Written request: Work out how many lines contain "State". Reply with the count alone.

Material for the task:
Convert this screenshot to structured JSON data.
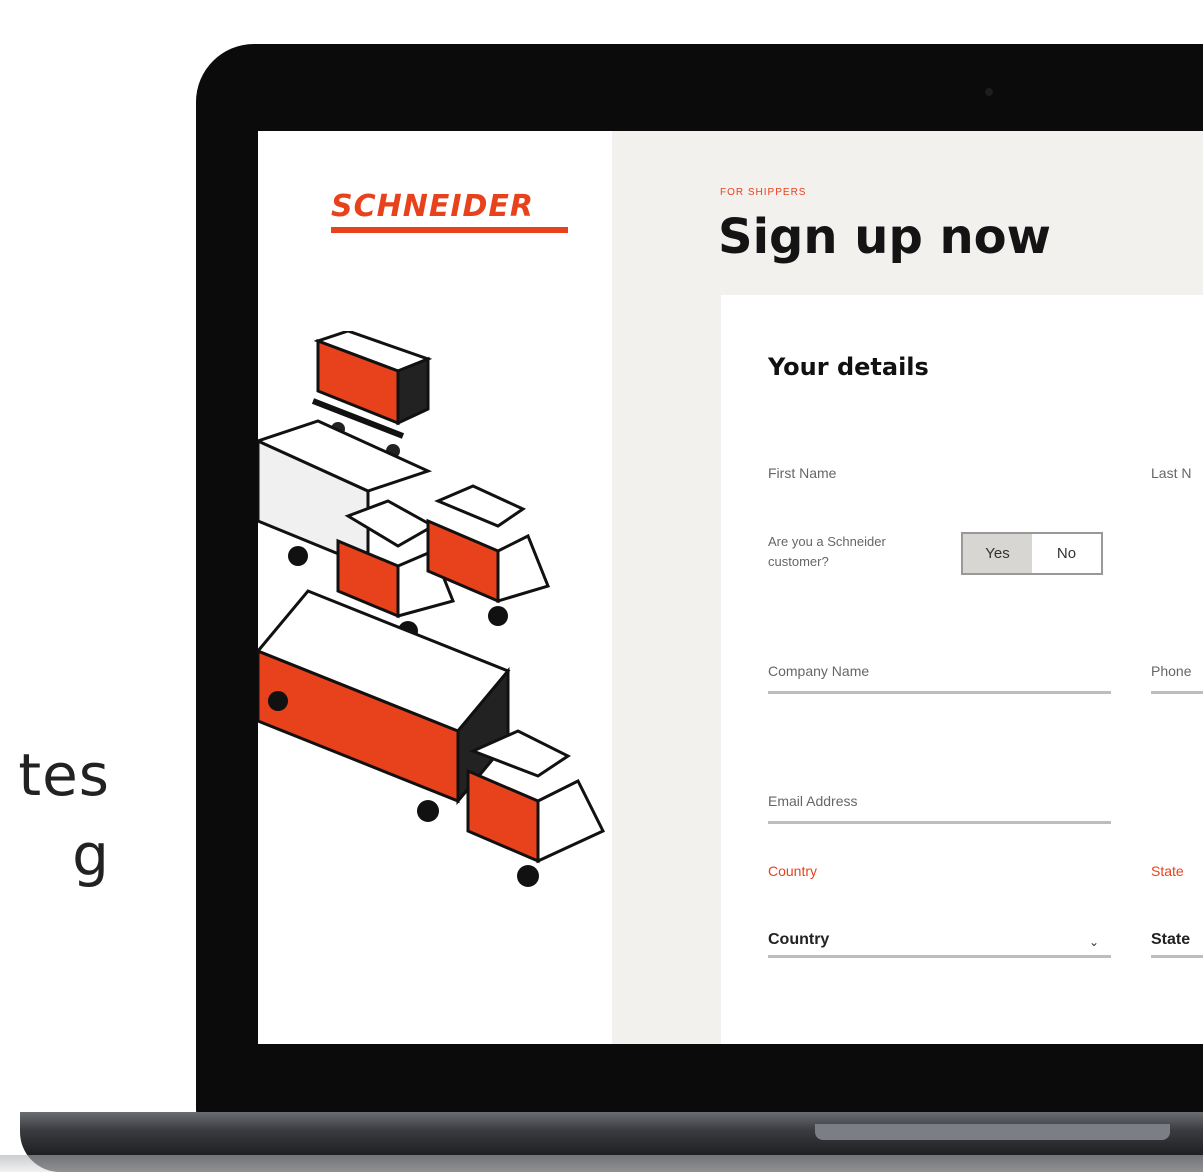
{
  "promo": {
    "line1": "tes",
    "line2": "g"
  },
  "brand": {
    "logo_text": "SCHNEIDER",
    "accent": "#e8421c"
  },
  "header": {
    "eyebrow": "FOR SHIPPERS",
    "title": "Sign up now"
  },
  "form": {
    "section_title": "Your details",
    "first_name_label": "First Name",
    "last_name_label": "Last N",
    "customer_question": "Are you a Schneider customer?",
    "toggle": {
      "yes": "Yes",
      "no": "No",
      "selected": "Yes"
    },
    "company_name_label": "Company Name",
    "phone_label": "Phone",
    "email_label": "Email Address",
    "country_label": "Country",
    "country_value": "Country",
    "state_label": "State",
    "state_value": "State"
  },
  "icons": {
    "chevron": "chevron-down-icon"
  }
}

Task answer: 2